Dataset items
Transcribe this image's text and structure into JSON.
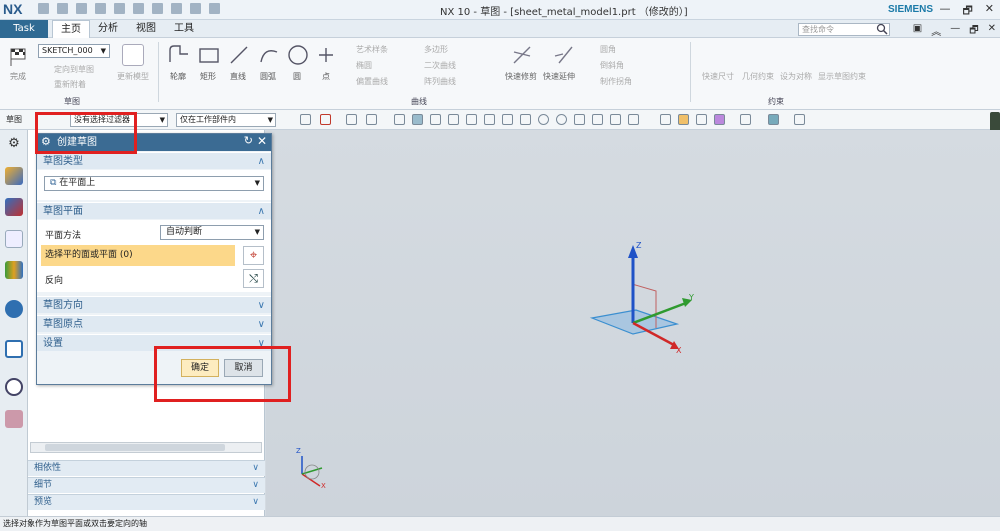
{
  "titlebar": {
    "logo": "NX",
    "title": "NX 10 - 草图 - [sheet_metal_model1.prt （修改的）]",
    "brand": "SIEMENS",
    "win_min": "—",
    "win_restore": "🗗",
    "win_close": "✕"
  },
  "menubar": {
    "task": "Task",
    "tabs": [
      "主页",
      "分析",
      "视图",
      "工具"
    ],
    "active_tab": "主页",
    "search_placeholder": "查找命令",
    "right_icons": [
      "▣",
      "︽",
      "—",
      "🗗",
      "✕"
    ]
  },
  "ribbon": {
    "sketch_name": "SKETCH_000",
    "groups": {
      "sketch": "草图",
      "curve": "曲线",
      "constraint": "约束"
    },
    "sketch_buttons": [
      "完成",
      "定向到草图",
      "重新附着",
      "更新模型"
    ],
    "curve_big": [
      "轮廓",
      "矩形",
      "直线",
      "圆弧",
      "圆",
      "点"
    ],
    "curve_small": [
      "艺术样条",
      "多边形",
      "椭圆",
      "二次曲线",
      "偏置曲线",
      "阵列曲线",
      "快速修剪",
      "快速延伸",
      "圆角",
      "倒斜角",
      "制作拐角"
    ],
    "constraint_buttons": [
      "快速尺寸",
      "几何约束",
      "设为对称",
      "显示草图约束"
    ]
  },
  "toolbar2": {
    "sketch_label": "草图",
    "filter": "没有选择过滤器",
    "scope": "仅在工作部件内"
  },
  "dialog": {
    "title": "创建草图",
    "sections": [
      {
        "title": "草图类型",
        "value": "在平面上"
      },
      {
        "title": "草图平面",
        "method_label": "平面方法",
        "method_value": "自动判断",
        "select_label": "选择平的面或平面 (0)",
        "reverse_label": "反向"
      },
      {
        "title": "草图方向"
      },
      {
        "title": "草图原点"
      },
      {
        "title": "设置"
      }
    ],
    "ok": "确定",
    "cancel": "取消"
  },
  "navpanel": {
    "sections": [
      "相依性",
      "细节",
      "预览"
    ]
  },
  "axes": {
    "x": "X",
    "y": "Y",
    "z": "Z"
  },
  "status": "选择对象作为草图平面或双击要定向的轴"
}
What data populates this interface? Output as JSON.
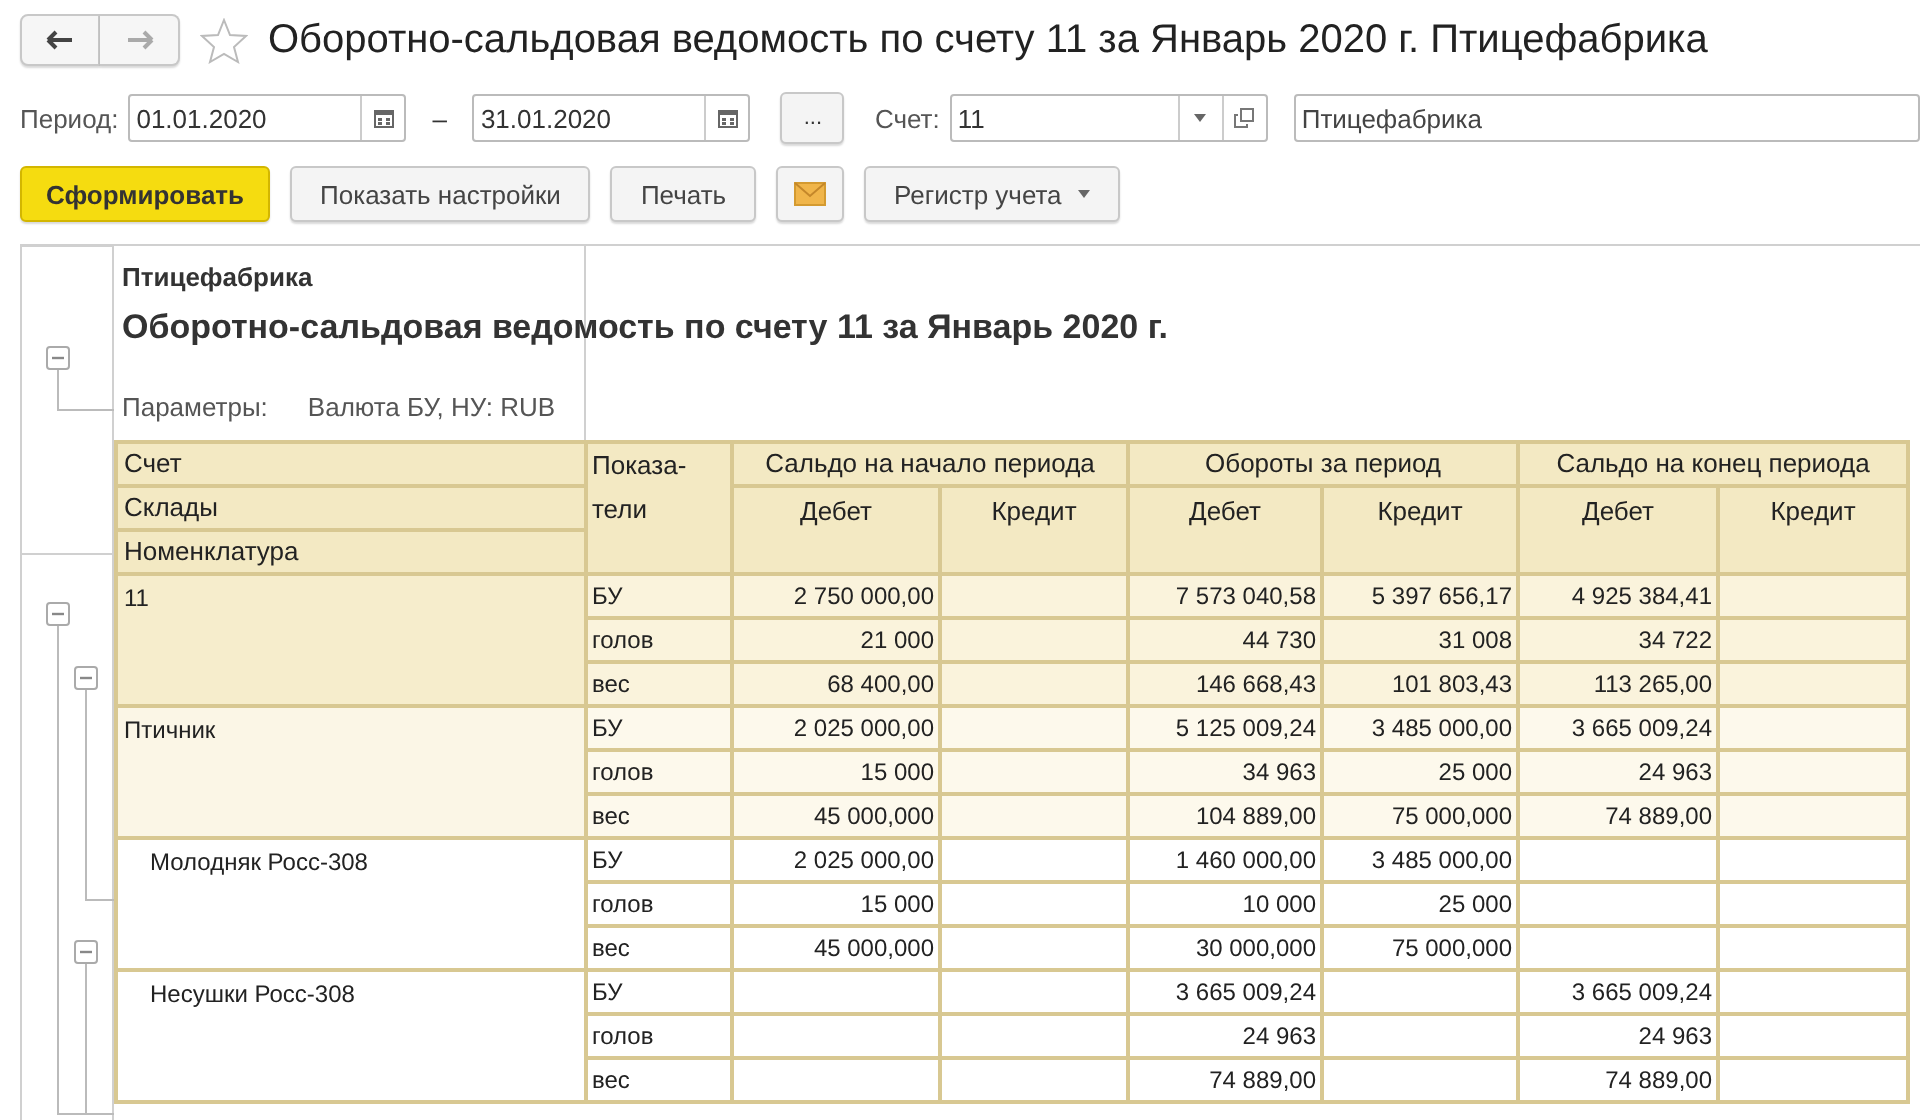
{
  "window": {
    "title": "Оборотно-сальдовая ведомость по счету 11 за Январь 2020 г. Птицефабрика"
  },
  "filters": {
    "period_label": "Период:",
    "date_from": "01.01.2020",
    "dash": "–",
    "date_to": "31.01.2020",
    "period_button": "...",
    "account_label": "Счет:",
    "account": "11",
    "organization": "Птицефабрика"
  },
  "toolbar": [
    {
      "kind": "primary",
      "label": "Сформировать"
    },
    {
      "kind": "plain",
      "label": "Показать настройки"
    },
    {
      "kind": "plain",
      "label": "Печать"
    },
    {
      "kind": "mail"
    },
    {
      "kind": "dropdown",
      "label": "Регистр учета"
    }
  ],
  "outline_toggles": [
    {
      "expanded": true
    },
    {
      "expanded": true
    },
    {
      "expanded": true
    },
    {
      "expanded": true
    }
  ],
  "report": {
    "organization": "Птицефабрика",
    "title": "Оборотно-сальдовая ведомость по счету 11 за Январь 2020 г.",
    "params_label": "Параметры:",
    "params_value": "Валюта БУ, НУ: RUB",
    "header": {
      "levels": [
        "Счет",
        "Склады",
        "Номенклатура"
      ],
      "indicators": "Показа-\nтели",
      "groups": [
        {
          "title": "Сальдо на начало периода",
          "debit": "Дебет",
          "credit": "Кредит"
        },
        {
          "title": "Обороты за период",
          "debit": "Дебет",
          "credit": "Кредит"
        },
        {
          "title": "Сальдо на конец периода",
          "debit": "Дебет",
          "credit": "Кредит"
        }
      ]
    },
    "groups": [
      {
        "name": "11",
        "rows": [
          {
            "indicator": "БУ",
            "cells": {
              "opening_debit": "2 750 000,00",
              "turnover_debit": "7 573 040,58",
              "turnover_credit": "5 397 656,17",
              "closing_debit": "4 925 384,41"
            }
          },
          {
            "indicator": "голов",
            "cells": {
              "opening_debit": "21 000",
              "turnover_debit": "44 730",
              "turnover_credit": "31 008",
              "closing_debit": "34 722"
            }
          },
          {
            "indicator": "вес",
            "cells": {
              "opening_debit": "68 400,00",
              "turnover_debit": "146 668,43",
              "turnover_credit": "101 803,43",
              "closing_debit": "113 265,00"
            }
          }
        ],
        "children": [
          {
            "name": "Птичник",
            "rows": [
              {
                "indicator": "БУ",
                "cells": {
                  "opening_debit": "2 025 000,00",
                  "turnover_debit": "5 125 009,24",
                  "turnover_credit": "3 485 000,00",
                  "closing_debit": "3 665 009,24"
                }
              },
              {
                "indicator": "голов",
                "cells": {
                  "opening_debit": "15 000",
                  "turnover_debit": "34 963",
                  "turnover_credit": "25 000",
                  "closing_debit": "24 963"
                }
              },
              {
                "indicator": "вес",
                "cells": {
                  "opening_debit": "45 000,000",
                  "turnover_debit": "104 889,00",
                  "turnover_credit": "75 000,000",
                  "closing_debit": "74 889,00"
                }
              }
            ],
            "children": [
              {
                "name": "Молодняк Росс-308",
                "rows": [
                  {
                    "indicator": "БУ",
                    "cells": {
                      "opening_debit": "2 025 000,00",
                      "turnover_debit": "1 460 000,00",
                      "turnover_credit": "3 485 000,00"
                    }
                  },
                  {
                    "indicator": "голов",
                    "cells": {
                      "opening_debit": "15 000",
                      "turnover_debit": "10 000",
                      "turnover_credit": "25 000"
                    }
                  },
                  {
                    "indicator": "вес",
                    "cells": {
                      "opening_debit": "45 000,000",
                      "turnover_debit": "30 000,000",
                      "turnover_credit": "75 000,000"
                    }
                  }
                ]
              },
              {
                "name": "Несушки Росс-308",
                "rows": [
                  {
                    "indicator": "БУ",
                    "cells": {
                      "turnover_debit": "3 665 009,24",
                      "closing_debit": "3 665 009,24"
                    }
                  },
                  {
                    "indicator": "голов",
                    "cells": {
                      "turnover_debit": "24 963",
                      "closing_debit": "24 963"
                    }
                  },
                  {
                    "indicator": "вес",
                    "cells": {
                      "turnover_debit": "74 889,00",
                      "closing_debit": "74 889,00"
                    }
                  }
                ]
              }
            ]
          }
        ]
      }
    ]
  }
}
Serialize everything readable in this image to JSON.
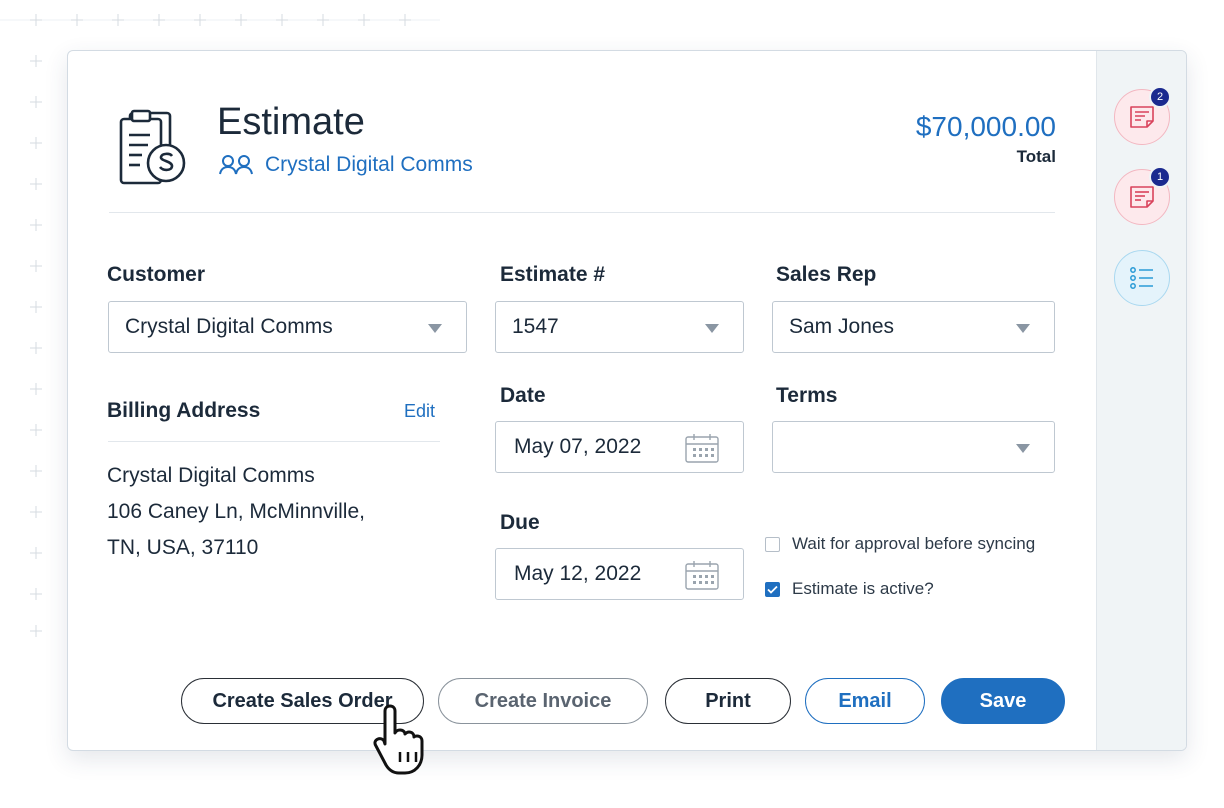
{
  "header": {
    "title": "Estimate",
    "customer_link": "Crystal Digital Comms",
    "total_amount": "$70,000.00",
    "total_label": "Total"
  },
  "form": {
    "customer": {
      "label": "Customer",
      "value": "Crystal Digital Comms"
    },
    "estimate_no": {
      "label": "Estimate #",
      "value": "1547"
    },
    "sales_rep": {
      "label": "Sales Rep",
      "value": "Sam Jones"
    },
    "date": {
      "label": "Date",
      "value": "May 07, 2022"
    },
    "terms": {
      "label": "Terms",
      "value": ""
    },
    "due": {
      "label": "Due",
      "value": "May 12, 2022"
    },
    "billing": {
      "label": "Billing Address",
      "edit_label": "Edit",
      "lines": [
        "Crystal Digital Comms",
        "106 Caney Ln, McMinnville,",
        "TN, USA, 37110"
      ]
    },
    "checkboxes": [
      {
        "label": "Wait for approval before syncing",
        "checked": false
      },
      {
        "label": "Estimate is active?",
        "checked": true
      }
    ]
  },
  "actions": {
    "create_sales_order": "Create Sales Order",
    "create_invoice": "Create Invoice",
    "print": "Print",
    "email": "Email",
    "save": "Save"
  },
  "sidebar": {
    "items": [
      {
        "icon": "notes-icon",
        "badge": "2"
      },
      {
        "icon": "notes-icon",
        "badge": "1"
      },
      {
        "icon": "checklist-icon"
      }
    ]
  },
  "colors": {
    "accent": "#1f6fc0",
    "badge": "#1b2a8f",
    "text": "#1c2a3a"
  }
}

YOUR TASK:
Locate the lines above that hold the word "Comms". Show every one of them.

RESPONSE TO THE TASK:
    "customer_link": "Crystal Digital Comms",
      "value": "Crystal Digital Comms"
        "Crystal Digital Comms",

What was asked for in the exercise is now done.